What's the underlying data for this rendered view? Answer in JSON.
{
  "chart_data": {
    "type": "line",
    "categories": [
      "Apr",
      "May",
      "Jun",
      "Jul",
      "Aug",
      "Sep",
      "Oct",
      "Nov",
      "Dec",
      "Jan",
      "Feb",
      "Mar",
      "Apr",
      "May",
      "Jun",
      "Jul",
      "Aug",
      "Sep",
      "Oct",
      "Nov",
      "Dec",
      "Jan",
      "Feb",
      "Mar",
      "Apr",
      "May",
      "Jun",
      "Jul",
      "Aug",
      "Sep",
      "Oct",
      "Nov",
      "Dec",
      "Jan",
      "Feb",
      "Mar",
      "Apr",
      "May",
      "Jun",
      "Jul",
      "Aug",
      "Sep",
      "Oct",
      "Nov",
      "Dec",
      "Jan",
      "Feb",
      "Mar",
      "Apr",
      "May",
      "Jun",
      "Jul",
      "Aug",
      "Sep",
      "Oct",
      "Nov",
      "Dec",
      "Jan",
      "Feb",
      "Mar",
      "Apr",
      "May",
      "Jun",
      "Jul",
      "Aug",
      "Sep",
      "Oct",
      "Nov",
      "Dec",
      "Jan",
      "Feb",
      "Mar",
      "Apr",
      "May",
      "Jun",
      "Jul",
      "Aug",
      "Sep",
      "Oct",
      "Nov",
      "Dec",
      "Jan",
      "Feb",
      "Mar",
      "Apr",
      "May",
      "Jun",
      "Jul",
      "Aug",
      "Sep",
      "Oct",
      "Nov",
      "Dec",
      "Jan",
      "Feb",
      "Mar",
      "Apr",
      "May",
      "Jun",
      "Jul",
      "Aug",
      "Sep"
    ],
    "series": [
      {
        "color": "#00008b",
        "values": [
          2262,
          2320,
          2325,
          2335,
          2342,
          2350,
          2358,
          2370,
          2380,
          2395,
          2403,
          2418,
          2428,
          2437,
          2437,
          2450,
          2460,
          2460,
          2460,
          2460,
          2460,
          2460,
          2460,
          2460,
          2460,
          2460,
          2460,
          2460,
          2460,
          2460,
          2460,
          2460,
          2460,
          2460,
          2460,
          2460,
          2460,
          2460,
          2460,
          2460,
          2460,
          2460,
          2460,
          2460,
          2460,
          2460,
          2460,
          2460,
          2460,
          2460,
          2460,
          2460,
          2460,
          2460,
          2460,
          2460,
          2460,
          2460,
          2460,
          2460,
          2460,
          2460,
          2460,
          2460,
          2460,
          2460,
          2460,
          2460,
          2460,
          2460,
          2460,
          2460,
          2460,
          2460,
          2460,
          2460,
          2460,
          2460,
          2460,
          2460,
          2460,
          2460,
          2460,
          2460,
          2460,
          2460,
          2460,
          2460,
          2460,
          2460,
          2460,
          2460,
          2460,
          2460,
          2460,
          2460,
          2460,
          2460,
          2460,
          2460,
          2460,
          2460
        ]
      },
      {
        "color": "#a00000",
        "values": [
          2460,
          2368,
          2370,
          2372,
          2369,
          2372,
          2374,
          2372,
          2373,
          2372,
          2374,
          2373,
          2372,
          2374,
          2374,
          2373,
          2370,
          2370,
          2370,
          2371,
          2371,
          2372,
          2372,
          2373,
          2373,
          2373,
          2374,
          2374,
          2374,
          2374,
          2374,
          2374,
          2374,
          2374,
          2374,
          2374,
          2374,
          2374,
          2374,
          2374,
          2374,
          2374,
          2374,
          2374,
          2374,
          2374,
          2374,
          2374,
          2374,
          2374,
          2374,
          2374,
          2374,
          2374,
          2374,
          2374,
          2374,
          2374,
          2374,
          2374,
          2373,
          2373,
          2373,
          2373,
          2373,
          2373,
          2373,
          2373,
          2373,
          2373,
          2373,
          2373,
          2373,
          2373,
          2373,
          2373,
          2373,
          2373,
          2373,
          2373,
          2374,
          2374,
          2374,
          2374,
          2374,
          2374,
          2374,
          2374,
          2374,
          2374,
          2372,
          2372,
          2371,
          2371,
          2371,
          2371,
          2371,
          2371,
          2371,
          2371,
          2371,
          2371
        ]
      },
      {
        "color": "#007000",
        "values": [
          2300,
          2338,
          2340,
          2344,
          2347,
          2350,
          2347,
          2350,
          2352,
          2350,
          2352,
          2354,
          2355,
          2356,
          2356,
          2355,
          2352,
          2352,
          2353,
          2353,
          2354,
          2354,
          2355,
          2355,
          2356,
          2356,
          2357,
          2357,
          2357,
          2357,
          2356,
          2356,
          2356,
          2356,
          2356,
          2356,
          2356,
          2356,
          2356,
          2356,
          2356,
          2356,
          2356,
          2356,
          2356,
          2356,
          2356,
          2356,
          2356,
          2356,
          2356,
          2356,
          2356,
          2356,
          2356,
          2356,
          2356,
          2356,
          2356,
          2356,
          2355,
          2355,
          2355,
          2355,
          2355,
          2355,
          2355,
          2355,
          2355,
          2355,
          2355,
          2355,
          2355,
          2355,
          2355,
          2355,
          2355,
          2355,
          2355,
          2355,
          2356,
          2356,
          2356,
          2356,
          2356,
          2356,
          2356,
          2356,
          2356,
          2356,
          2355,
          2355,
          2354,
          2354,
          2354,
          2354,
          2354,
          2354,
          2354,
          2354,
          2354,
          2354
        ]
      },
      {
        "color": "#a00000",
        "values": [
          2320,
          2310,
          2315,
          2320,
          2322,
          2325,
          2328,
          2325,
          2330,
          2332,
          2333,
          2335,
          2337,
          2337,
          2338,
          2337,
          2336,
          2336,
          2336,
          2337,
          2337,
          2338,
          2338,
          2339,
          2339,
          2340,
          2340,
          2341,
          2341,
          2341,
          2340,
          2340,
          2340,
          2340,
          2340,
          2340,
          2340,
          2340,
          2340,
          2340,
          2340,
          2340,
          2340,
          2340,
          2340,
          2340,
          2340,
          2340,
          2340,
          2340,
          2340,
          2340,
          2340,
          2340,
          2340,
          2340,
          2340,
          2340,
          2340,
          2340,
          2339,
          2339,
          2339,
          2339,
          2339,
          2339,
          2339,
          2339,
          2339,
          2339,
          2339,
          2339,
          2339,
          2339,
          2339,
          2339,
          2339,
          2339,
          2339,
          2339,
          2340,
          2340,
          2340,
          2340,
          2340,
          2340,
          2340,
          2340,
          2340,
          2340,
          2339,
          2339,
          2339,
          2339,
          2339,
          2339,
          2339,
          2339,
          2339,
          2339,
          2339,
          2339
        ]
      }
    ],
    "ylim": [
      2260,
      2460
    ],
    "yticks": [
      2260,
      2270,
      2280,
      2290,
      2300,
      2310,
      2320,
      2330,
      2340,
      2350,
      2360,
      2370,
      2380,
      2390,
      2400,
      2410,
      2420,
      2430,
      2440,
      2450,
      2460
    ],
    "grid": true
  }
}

Goal of the exercise
Your task is to print the whole listing again exactly.

Correct answer
What's the underlying data for this rendered view? Answer in JSON.
{
  "chart_data": {
    "type": "line",
    "categories": [
      "Apr",
      "May",
      "Jun",
      "Jul",
      "Aug",
      "Sep",
      "Oct",
      "Nov",
      "Dec",
      "Jan",
      "Feb",
      "Mar",
      "Apr",
      "May",
      "Jun",
      "Jul",
      "Aug",
      "Sep",
      "Oct",
      "Nov",
      "Dec",
      "Jan",
      "Feb",
      "Mar",
      "Apr",
      "May",
      "Jun",
      "Jul",
      "Aug",
      "Sep",
      "Oct",
      "Nov",
      "Dec",
      "Jan",
      "Feb",
      "Mar",
      "Apr",
      "May",
      "Jun",
      "Jul",
      "Aug",
      "Sep",
      "Oct",
      "Nov",
      "Dec",
      "Jan",
      "Feb",
      "Mar",
      "Apr",
      "May",
      "Jun",
      "Jul",
      "Aug",
      "Sep",
      "Oct",
      "Nov",
      "Dec",
      "Jan",
      "Feb",
      "Mar",
      "Apr",
      "May",
      "Jun",
      "Jul",
      "Aug",
      "Sep",
      "Oct",
      "Nov",
      "Dec",
      "Jan",
      "Feb",
      "Mar",
      "Apr",
      "May",
      "Jun",
      "Jul",
      "Aug",
      "Sep",
      "Oct",
      "Nov",
      "Dec",
      "Jan",
      "Feb",
      "Mar",
      "Apr",
      "May",
      "Jun",
      "Jul",
      "Aug",
      "Sep",
      "Oct",
      "Nov",
      "Dec",
      "Jan",
      "Feb",
      "Mar",
      "Apr",
      "May",
      "Jun",
      "Jul",
      "Aug",
      "Sep"
    ],
    "series": [
      {
        "color": "#00008b",
        "values": [
          2262,
          2320,
          2325,
          2335,
          2342,
          2350,
          2358,
          2370,
          2380,
          2395,
          2403,
          2418,
          2428,
          2437,
          2437,
          2450,
          2460,
          2460,
          2460,
          2460,
          2460,
          2460,
          2460,
          2460,
          2460,
          2460,
          2460,
          2460,
          2460,
          2460,
          2460,
          2460,
          2460,
          2460,
          2460,
          2460,
          2460,
          2460,
          2460,
          2460,
          2460,
          2460,
          2460,
          2460,
          2460,
          2460,
          2460,
          2460,
          2460,
          2460,
          2460,
          2460,
          2460,
          2460,
          2460,
          2460,
          2460,
          2460,
          2460,
          2460,
          2460,
          2460,
          2460,
          2460,
          2460,
          2460,
          2460,
          2460,
          2460,
          2460,
          2460,
          2460,
          2460,
          2460,
          2460,
          2460,
          2460,
          2460,
          2460,
          2460,
          2460,
          2460,
          2460,
          2460,
          2460,
          2460,
          2460,
          2460,
          2460,
          2460,
          2460,
          2460,
          2460,
          2460,
          2460,
          2460,
          2460,
          2460,
          2460,
          2460,
          2460,
          2460
        ]
      },
      {
        "color": "#a00000",
        "values": [
          2460,
          2368,
          2370,
          2372,
          2369,
          2372,
          2374,
          2372,
          2373,
          2372,
          2374,
          2373,
          2372,
          2374,
          2374,
          2373,
          2370,
          2370,
          2370,
          2371,
          2371,
          2372,
          2372,
          2373,
          2373,
          2373,
          2374,
          2374,
          2374,
          2374,
          2374,
          2374,
          2374,
          2374,
          2374,
          2374,
          2374,
          2374,
          2374,
          2374,
          2374,
          2374,
          2374,
          2374,
          2374,
          2374,
          2374,
          2374,
          2374,
          2374,
          2374,
          2374,
          2374,
          2374,
          2374,
          2374,
          2374,
          2374,
          2374,
          2374,
          2373,
          2373,
          2373,
          2373,
          2373,
          2373,
          2373,
          2373,
          2373,
          2373,
          2373,
          2373,
          2373,
          2373,
          2373,
          2373,
          2373,
          2373,
          2373,
          2373,
          2374,
          2374,
          2374,
          2374,
          2374,
          2374,
          2374,
          2374,
          2374,
          2374,
          2372,
          2372,
          2371,
          2371,
          2371,
          2371,
          2371,
          2371,
          2371,
          2371,
          2371,
          2371
        ]
      },
      {
        "color": "#007000",
        "values": [
          2300,
          2338,
          2340,
          2344,
          2347,
          2350,
          2347,
          2350,
          2352,
          2350,
          2352,
          2354,
          2355,
          2356,
          2356,
          2355,
          2352,
          2352,
          2353,
          2353,
          2354,
          2354,
          2355,
          2355,
          2356,
          2356,
          2357,
          2357,
          2357,
          2357,
          2356,
          2356,
          2356,
          2356,
          2356,
          2356,
          2356,
          2356,
          2356,
          2356,
          2356,
          2356,
          2356,
          2356,
          2356,
          2356,
          2356,
          2356,
          2356,
          2356,
          2356,
          2356,
          2356,
          2356,
          2356,
          2356,
          2356,
          2356,
          2356,
          2356,
          2355,
          2355,
          2355,
          2355,
          2355,
          2355,
          2355,
          2355,
          2355,
          2355,
          2355,
          2355,
          2355,
          2355,
          2355,
          2355,
          2355,
          2355,
          2355,
          2355,
          2356,
          2356,
          2356,
          2356,
          2356,
          2356,
          2356,
          2356,
          2356,
          2356,
          2355,
          2355,
          2354,
          2354,
          2354,
          2354,
          2354,
          2354,
          2354,
          2354,
          2354,
          2354
        ]
      },
      {
        "color": "#a00000",
        "values": [
          2320,
          2310,
          2315,
          2320,
          2322,
          2325,
          2328,
          2325,
          2330,
          2332,
          2333,
          2335,
          2337,
          2337,
          2338,
          2337,
          2336,
          2336,
          2336,
          2337,
          2337,
          2338,
          2338,
          2339,
          2339,
          2340,
          2340,
          2341,
          2341,
          2341,
          2340,
          2340,
          2340,
          2340,
          2340,
          2340,
          2340,
          2340,
          2340,
          2340,
          2340,
          2340,
          2340,
          2340,
          2340,
          2340,
          2340,
          2340,
          2340,
          2340,
          2340,
          2340,
          2340,
          2340,
          2340,
          2340,
          2340,
          2340,
          2340,
          2340,
          2339,
          2339,
          2339,
          2339,
          2339,
          2339,
          2339,
          2339,
          2339,
          2339,
          2339,
          2339,
          2339,
          2339,
          2339,
          2339,
          2339,
          2339,
          2339,
          2339,
          2340,
          2340,
          2340,
          2340,
          2340,
          2340,
          2340,
          2340,
          2340,
          2340,
          2339,
          2339,
          2339,
          2339,
          2339,
          2339,
          2339,
          2339,
          2339,
          2339,
          2339,
          2339
        ]
      }
    ],
    "ylim": [
      2260,
      2460
    ],
    "yticks": [
      2260,
      2270,
      2280,
      2290,
      2300,
      2310,
      2320,
      2330,
      2340,
      2350,
      2360,
      2370,
      2380,
      2390,
      2400,
      2410,
      2420,
      2430,
      2440,
      2450,
      2460
    ],
    "grid": true
  }
}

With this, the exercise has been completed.